[Saved data entries]
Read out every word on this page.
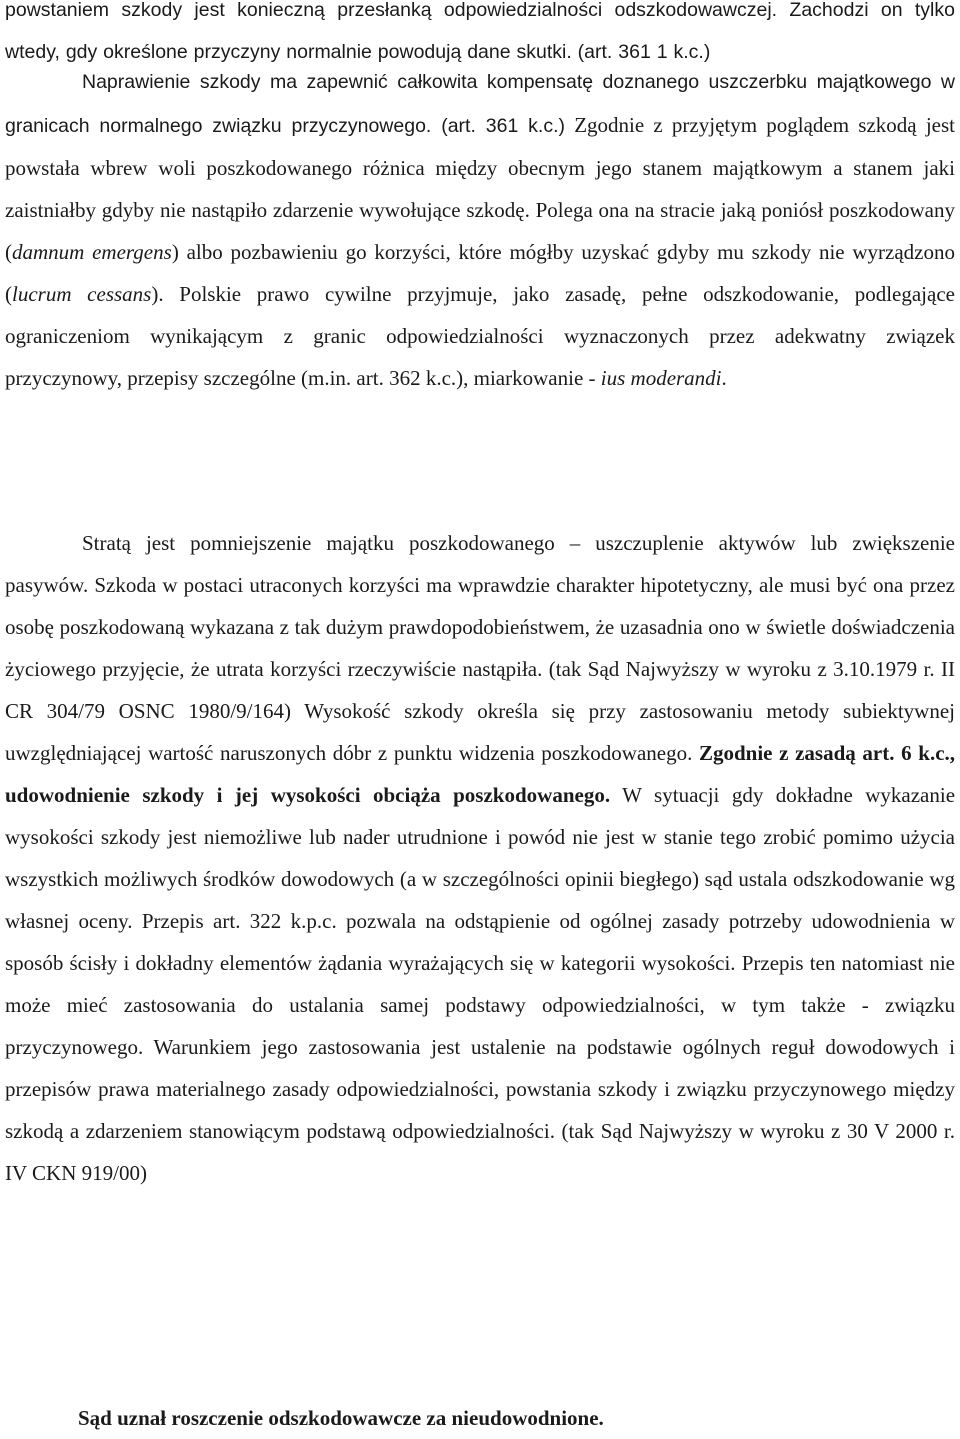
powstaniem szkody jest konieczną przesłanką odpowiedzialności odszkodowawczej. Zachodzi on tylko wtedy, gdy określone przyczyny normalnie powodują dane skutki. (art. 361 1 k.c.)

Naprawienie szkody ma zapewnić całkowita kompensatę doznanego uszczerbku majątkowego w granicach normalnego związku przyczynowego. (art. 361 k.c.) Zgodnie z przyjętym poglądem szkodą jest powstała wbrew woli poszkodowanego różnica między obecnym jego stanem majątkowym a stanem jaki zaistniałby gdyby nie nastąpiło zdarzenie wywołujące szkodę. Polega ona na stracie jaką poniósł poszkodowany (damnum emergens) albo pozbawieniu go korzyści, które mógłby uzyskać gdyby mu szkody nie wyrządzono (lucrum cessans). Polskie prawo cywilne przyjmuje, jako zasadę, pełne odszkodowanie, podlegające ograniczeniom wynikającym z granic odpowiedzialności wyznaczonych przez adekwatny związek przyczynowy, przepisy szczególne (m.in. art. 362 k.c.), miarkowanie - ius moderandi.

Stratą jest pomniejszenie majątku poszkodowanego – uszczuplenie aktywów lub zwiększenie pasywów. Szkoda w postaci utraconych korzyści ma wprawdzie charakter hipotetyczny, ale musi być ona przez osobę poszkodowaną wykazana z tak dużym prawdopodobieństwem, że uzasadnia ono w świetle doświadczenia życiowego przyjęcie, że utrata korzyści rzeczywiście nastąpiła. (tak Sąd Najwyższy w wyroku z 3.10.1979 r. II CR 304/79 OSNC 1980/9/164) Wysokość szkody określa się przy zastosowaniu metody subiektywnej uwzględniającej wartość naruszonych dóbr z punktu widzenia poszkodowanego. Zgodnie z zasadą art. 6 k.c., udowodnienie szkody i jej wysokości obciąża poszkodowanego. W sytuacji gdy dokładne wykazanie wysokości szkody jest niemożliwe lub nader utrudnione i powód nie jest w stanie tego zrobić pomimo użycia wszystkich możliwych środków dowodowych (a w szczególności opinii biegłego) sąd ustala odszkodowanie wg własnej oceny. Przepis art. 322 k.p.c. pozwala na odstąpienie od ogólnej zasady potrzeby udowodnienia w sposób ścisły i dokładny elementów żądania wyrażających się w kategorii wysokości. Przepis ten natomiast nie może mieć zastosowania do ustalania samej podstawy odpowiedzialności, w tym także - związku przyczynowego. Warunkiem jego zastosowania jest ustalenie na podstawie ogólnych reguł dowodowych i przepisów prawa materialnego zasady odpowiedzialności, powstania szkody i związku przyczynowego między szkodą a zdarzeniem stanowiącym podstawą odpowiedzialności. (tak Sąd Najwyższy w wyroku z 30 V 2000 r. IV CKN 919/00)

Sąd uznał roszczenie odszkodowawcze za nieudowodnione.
* * *
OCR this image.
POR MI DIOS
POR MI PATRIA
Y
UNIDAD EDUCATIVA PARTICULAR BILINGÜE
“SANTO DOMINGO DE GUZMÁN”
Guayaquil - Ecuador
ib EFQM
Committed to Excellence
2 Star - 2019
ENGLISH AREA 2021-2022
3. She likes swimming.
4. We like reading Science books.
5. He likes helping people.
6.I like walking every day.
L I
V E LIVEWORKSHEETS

Instructions for the task: Say, as a bare number, how many lines in the entries above include the string "likes".

Response to this task: 2